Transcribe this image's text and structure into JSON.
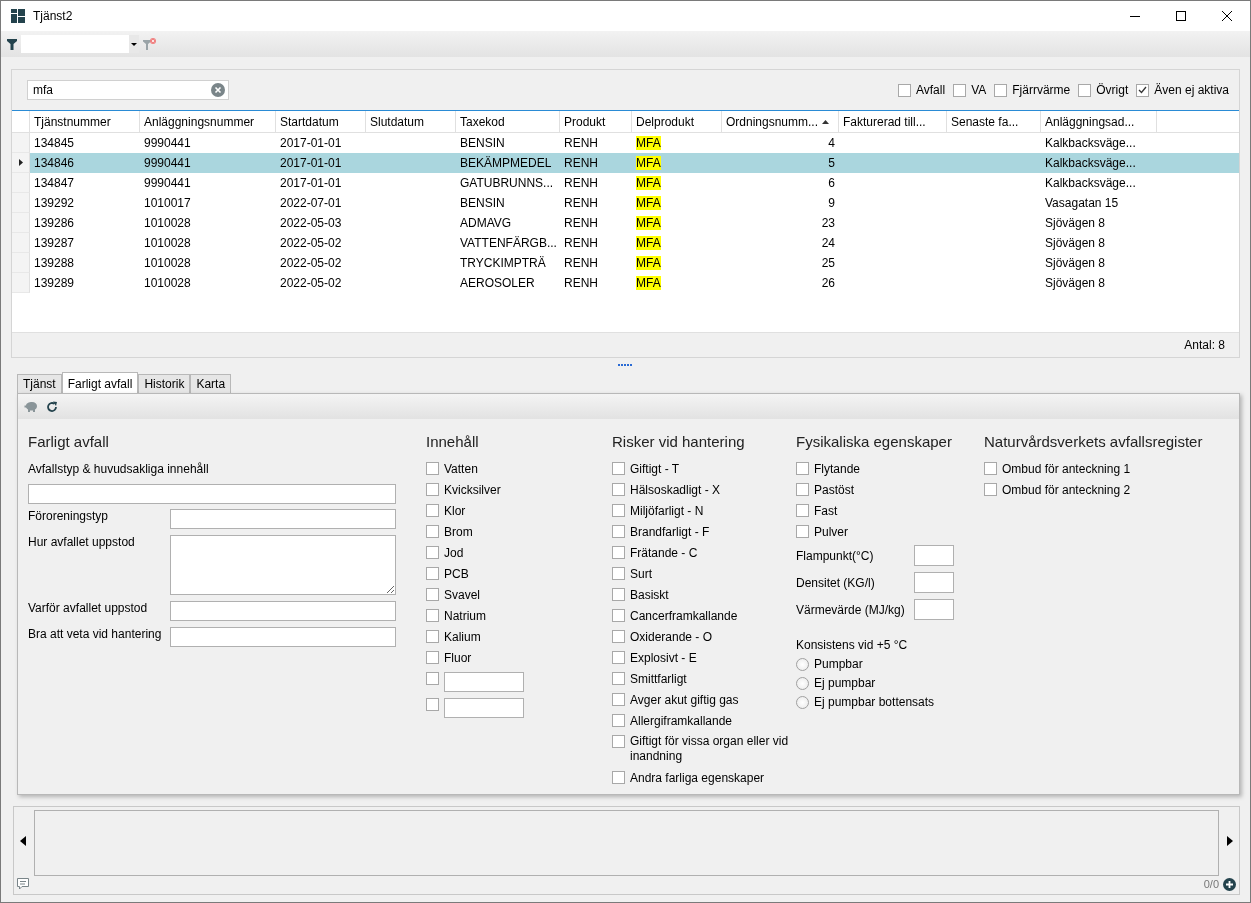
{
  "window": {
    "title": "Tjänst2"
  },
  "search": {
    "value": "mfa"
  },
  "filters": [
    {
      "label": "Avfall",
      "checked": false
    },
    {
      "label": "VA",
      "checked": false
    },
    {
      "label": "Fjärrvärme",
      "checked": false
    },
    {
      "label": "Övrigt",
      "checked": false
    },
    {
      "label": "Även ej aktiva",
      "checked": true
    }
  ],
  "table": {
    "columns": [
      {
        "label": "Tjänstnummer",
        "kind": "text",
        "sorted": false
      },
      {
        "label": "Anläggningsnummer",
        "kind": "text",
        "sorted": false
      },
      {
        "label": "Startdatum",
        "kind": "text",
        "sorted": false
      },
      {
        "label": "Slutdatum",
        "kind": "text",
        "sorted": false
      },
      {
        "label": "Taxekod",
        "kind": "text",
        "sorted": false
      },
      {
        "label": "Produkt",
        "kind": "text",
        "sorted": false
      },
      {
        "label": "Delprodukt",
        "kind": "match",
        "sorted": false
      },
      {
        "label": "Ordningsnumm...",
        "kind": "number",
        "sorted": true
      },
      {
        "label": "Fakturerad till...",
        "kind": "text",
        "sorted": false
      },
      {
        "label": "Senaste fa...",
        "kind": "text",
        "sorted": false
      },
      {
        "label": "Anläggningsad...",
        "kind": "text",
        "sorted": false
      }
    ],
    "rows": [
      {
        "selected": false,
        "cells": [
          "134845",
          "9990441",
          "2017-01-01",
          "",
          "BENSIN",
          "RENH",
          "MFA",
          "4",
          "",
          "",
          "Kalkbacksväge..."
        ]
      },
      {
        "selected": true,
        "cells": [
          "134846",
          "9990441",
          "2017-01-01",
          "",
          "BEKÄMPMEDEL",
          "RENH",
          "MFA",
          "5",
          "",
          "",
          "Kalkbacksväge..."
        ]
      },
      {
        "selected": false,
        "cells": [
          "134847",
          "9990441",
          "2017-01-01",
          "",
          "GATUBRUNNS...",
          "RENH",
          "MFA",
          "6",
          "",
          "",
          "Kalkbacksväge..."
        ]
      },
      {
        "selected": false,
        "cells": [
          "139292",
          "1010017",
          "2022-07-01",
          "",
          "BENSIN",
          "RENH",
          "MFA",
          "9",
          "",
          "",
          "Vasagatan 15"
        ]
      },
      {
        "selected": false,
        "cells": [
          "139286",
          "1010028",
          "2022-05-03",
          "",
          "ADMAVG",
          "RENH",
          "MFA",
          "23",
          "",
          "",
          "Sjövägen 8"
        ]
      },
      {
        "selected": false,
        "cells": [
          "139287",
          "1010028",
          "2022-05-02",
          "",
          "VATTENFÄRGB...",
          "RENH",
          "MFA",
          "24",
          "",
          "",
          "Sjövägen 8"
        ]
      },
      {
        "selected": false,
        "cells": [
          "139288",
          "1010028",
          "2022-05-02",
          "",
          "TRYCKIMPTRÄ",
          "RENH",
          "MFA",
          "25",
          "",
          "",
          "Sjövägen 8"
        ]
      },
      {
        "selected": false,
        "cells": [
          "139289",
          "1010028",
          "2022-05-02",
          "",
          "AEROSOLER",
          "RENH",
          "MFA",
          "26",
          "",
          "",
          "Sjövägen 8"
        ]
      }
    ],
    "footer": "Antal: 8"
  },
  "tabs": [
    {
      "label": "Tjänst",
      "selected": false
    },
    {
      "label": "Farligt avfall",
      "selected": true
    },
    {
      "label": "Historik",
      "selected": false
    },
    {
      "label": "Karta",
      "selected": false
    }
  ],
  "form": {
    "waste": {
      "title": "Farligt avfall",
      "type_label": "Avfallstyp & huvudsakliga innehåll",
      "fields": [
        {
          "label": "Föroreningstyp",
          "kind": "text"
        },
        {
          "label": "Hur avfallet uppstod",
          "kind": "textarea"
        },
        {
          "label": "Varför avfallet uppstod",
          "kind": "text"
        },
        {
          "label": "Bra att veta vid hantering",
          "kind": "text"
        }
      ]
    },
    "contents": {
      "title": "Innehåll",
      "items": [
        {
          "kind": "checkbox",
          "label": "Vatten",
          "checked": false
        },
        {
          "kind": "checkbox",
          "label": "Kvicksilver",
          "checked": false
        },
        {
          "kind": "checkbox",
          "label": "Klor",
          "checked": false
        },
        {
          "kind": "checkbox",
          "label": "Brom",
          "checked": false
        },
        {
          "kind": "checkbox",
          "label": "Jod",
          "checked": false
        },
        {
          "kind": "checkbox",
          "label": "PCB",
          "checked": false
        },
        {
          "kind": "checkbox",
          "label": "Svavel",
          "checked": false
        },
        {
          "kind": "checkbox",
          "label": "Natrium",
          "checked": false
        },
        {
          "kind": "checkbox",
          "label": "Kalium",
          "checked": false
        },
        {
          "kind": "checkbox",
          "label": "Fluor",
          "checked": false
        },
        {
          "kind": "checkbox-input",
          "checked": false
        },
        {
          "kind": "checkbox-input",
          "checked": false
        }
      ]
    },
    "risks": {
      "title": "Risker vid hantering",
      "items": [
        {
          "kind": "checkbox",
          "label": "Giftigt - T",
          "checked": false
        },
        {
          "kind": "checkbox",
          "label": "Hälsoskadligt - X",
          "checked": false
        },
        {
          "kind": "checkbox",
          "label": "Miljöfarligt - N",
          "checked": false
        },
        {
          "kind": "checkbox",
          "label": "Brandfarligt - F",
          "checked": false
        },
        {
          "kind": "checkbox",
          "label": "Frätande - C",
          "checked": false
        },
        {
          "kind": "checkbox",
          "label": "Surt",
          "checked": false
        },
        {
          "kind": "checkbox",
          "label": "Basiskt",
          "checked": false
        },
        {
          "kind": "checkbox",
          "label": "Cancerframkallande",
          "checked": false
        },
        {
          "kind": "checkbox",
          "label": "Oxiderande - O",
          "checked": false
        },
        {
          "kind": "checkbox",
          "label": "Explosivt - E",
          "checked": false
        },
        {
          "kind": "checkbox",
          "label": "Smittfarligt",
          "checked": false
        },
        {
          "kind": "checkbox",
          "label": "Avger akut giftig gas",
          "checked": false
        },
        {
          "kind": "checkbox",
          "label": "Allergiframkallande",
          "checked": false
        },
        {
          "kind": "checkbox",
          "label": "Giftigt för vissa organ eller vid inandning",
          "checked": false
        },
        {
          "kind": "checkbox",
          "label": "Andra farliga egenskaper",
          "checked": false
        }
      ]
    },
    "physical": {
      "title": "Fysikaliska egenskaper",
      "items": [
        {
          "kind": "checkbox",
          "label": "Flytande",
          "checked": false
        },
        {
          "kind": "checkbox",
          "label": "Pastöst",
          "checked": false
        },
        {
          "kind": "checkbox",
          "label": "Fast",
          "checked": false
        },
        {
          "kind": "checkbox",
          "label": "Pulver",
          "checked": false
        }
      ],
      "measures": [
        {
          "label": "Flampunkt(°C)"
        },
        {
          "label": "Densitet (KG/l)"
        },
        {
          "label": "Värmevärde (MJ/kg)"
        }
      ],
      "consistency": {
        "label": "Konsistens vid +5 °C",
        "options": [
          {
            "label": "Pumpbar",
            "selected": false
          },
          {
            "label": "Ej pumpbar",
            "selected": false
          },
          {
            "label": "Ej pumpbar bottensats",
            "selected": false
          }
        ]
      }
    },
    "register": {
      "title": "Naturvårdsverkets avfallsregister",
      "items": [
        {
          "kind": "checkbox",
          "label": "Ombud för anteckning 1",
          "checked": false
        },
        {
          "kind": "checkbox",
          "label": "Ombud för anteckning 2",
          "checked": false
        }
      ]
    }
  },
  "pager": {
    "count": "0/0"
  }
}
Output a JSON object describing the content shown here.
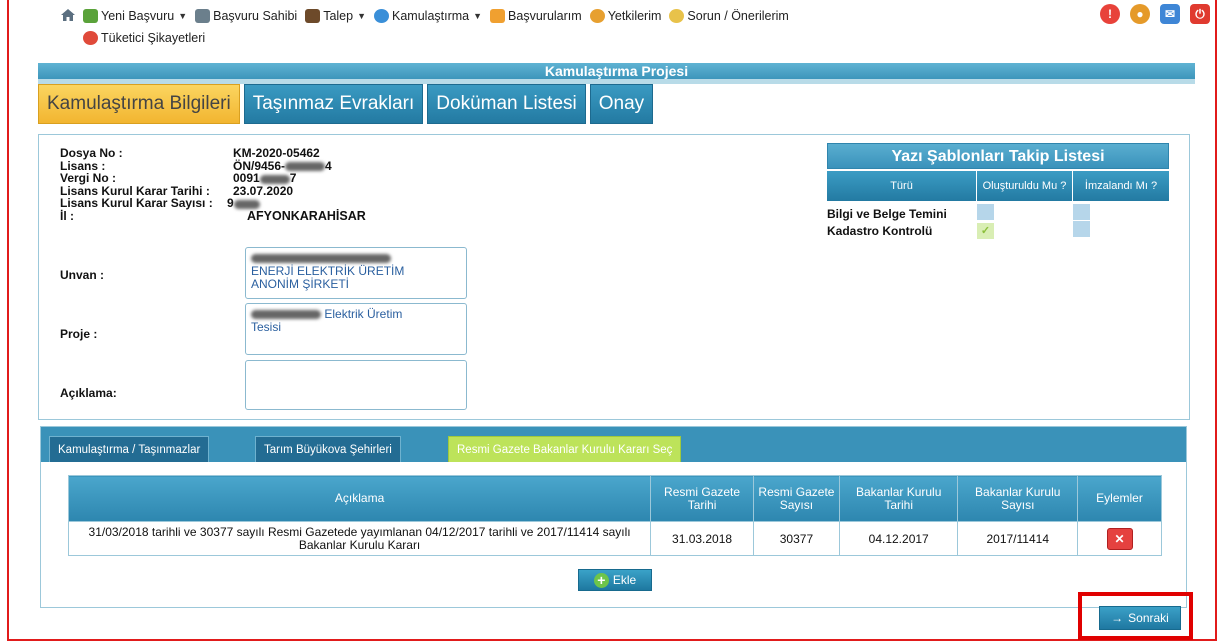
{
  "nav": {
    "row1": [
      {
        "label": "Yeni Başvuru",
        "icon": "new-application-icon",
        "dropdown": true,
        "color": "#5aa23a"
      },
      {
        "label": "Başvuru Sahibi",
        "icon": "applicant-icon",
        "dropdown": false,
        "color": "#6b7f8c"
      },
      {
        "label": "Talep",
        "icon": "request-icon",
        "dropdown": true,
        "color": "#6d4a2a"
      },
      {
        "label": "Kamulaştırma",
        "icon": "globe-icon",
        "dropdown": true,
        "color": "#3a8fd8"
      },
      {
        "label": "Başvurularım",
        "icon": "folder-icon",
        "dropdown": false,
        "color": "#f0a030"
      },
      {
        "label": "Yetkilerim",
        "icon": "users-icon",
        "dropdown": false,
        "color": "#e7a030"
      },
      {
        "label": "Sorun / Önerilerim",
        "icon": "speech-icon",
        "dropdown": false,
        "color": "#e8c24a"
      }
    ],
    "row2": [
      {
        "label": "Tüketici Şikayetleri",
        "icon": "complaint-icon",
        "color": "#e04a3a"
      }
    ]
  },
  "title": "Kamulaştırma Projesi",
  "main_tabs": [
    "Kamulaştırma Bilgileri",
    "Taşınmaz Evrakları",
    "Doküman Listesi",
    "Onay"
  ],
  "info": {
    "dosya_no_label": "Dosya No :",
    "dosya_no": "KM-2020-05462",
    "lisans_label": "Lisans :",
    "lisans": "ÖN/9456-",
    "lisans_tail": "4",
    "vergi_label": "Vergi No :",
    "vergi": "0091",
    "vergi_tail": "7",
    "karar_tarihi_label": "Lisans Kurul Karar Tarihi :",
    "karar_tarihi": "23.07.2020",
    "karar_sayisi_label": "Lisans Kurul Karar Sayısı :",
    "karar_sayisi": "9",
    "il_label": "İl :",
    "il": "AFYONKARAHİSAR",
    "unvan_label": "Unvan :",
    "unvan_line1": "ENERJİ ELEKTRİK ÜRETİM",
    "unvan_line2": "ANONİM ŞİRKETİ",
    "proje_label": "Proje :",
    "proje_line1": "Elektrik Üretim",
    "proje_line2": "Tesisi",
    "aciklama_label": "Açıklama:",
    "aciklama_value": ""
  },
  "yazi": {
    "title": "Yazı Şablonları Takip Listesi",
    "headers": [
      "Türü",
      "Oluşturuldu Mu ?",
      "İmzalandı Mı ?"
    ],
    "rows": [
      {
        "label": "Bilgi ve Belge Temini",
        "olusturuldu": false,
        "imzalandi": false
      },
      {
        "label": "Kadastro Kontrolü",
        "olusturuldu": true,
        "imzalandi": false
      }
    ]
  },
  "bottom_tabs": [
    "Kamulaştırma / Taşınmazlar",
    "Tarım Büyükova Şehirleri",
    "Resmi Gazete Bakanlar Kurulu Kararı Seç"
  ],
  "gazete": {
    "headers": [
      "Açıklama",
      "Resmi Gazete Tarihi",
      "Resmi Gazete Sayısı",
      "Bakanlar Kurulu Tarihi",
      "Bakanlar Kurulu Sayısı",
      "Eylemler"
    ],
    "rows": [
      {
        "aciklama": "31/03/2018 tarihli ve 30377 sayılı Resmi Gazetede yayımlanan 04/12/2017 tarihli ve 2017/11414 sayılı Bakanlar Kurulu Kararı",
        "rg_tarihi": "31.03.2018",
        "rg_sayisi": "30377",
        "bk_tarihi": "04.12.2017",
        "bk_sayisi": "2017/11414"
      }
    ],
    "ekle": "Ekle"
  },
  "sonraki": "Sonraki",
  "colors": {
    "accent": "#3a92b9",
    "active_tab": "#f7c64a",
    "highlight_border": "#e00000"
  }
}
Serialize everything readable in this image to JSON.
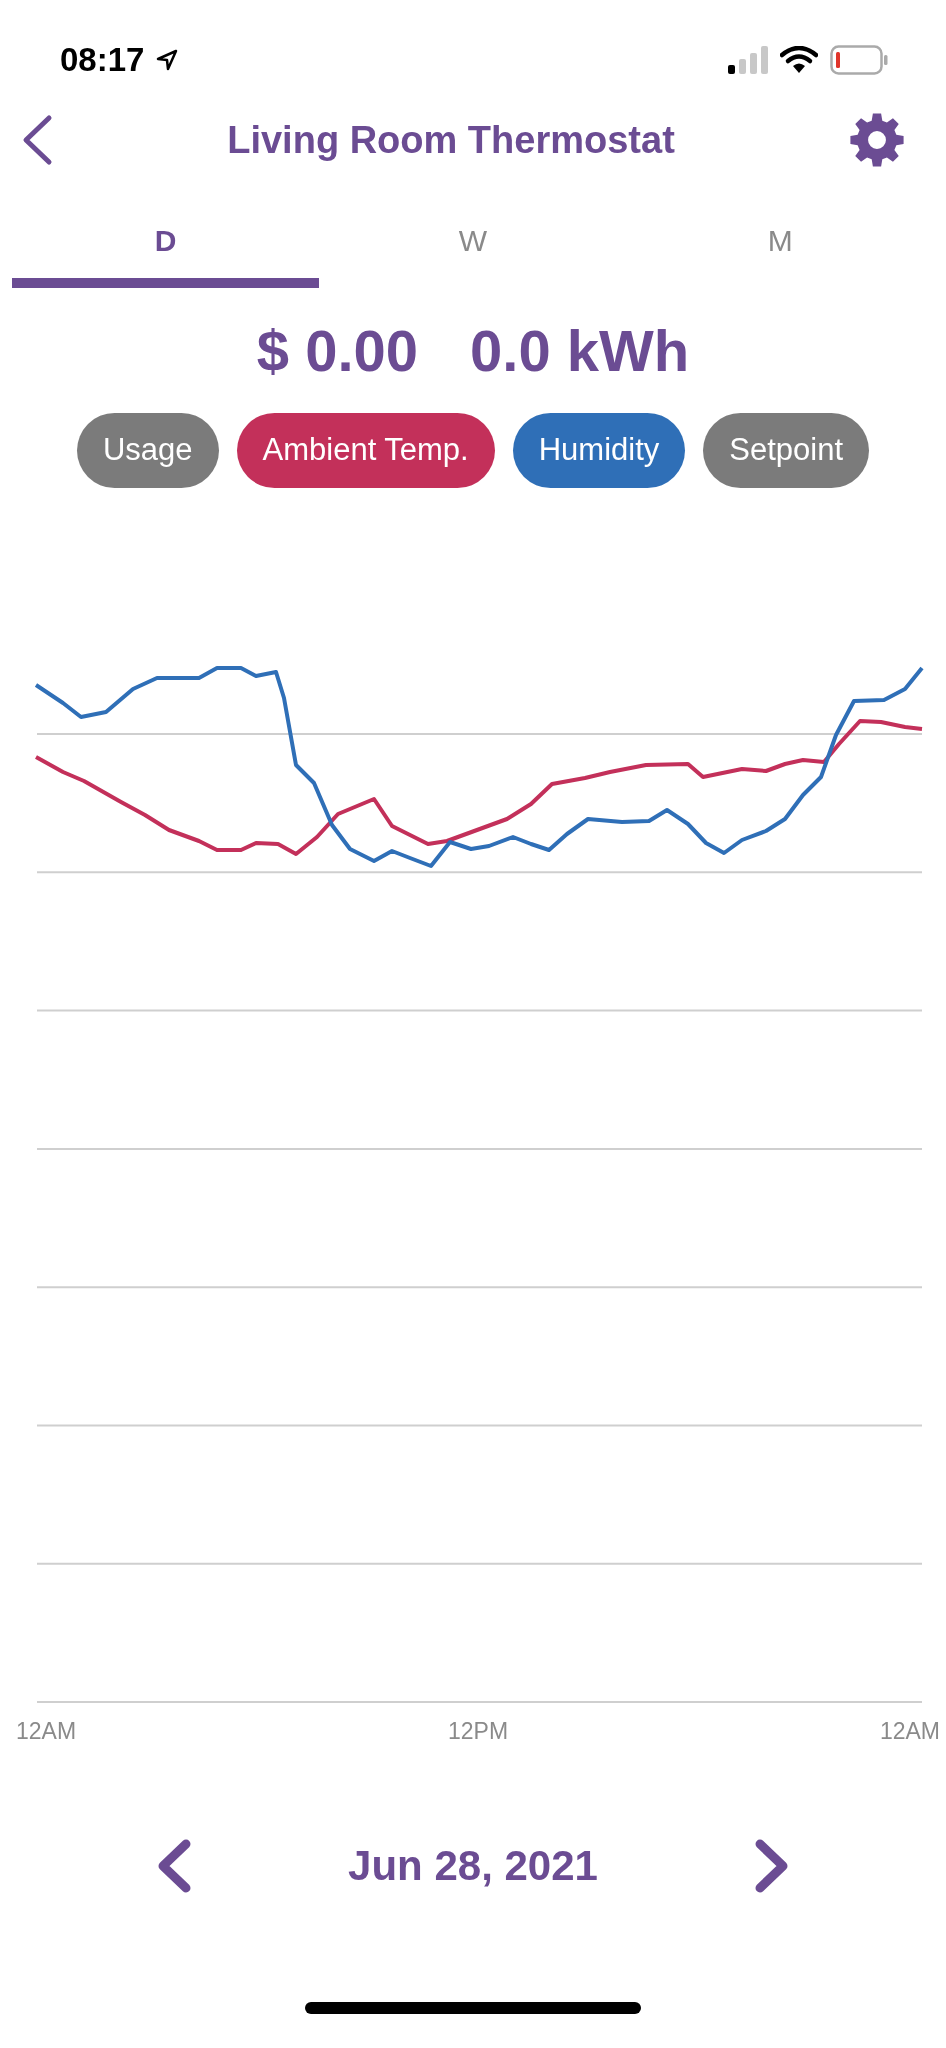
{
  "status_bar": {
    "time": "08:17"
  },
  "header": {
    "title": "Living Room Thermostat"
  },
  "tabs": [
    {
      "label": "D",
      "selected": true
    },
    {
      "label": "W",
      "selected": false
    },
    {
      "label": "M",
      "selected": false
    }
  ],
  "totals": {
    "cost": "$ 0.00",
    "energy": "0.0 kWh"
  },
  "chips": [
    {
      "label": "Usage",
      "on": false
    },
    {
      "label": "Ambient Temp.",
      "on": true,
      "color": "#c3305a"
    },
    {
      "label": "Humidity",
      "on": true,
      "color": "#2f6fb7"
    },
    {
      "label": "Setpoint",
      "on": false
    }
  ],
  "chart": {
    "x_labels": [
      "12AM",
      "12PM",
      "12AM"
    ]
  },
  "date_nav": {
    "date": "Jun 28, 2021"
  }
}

○ ○ ○ ○

__Task to complete__
Copy out each line of the material that holds the word "anteckning".

__Task result__
          "label": "Ombud för anteckning 1",
          "label": "Ombud för anteckning 2",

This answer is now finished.